[START OF DATA SUPPLIED]
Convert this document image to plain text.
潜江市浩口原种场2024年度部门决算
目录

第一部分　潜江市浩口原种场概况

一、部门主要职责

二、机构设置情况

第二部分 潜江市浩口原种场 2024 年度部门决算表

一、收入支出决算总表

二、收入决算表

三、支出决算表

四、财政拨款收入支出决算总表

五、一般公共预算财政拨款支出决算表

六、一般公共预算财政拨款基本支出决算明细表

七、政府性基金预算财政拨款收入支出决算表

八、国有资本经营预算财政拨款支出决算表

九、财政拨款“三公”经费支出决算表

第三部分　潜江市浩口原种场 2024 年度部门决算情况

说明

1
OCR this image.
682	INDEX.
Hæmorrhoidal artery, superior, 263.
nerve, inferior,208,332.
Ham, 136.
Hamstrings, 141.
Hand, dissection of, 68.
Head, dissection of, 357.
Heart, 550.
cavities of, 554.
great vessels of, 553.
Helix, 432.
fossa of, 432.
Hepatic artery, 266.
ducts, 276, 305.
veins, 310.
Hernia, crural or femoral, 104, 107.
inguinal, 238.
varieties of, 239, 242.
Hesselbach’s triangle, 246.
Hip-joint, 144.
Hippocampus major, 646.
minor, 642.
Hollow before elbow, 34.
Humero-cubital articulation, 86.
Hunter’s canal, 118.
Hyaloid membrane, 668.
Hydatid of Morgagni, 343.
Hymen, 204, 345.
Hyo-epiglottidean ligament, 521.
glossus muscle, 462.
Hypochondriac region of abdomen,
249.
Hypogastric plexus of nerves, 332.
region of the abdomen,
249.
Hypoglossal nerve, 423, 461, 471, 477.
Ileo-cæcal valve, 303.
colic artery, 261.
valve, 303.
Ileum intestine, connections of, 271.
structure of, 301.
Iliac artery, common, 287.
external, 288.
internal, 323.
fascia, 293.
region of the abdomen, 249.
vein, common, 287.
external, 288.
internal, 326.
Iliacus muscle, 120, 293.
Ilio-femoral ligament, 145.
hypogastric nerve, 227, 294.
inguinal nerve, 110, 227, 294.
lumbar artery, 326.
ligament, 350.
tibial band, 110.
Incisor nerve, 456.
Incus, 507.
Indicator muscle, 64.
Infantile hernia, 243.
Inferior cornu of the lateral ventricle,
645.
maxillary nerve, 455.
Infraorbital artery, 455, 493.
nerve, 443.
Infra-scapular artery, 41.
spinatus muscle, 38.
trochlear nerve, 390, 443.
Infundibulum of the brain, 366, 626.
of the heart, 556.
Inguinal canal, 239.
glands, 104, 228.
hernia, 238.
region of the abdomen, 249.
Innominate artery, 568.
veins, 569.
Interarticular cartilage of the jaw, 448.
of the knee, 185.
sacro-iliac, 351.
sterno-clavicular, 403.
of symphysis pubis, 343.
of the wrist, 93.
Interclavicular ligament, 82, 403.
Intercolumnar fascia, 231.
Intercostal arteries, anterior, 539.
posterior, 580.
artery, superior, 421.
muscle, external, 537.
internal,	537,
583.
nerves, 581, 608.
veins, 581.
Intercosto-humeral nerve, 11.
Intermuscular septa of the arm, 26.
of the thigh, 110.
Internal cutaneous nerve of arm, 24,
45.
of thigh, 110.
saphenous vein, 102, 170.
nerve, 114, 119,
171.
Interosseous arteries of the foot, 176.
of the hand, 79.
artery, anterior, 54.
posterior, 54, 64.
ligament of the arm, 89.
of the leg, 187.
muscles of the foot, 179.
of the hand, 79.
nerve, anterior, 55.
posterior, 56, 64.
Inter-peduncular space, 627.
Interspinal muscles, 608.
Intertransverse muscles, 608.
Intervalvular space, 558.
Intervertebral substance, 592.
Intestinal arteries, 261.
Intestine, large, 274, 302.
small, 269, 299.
[END OF DATA SUPPLIED]
PROBLEM TO SOLVE - Pick out the lines containing the string "arteries" and show them.

TASK OUTPUT -
Intercostal arteries, anterior, 539.
Interosseous arteries of the foot, 176.
Intestinal arteries, 261.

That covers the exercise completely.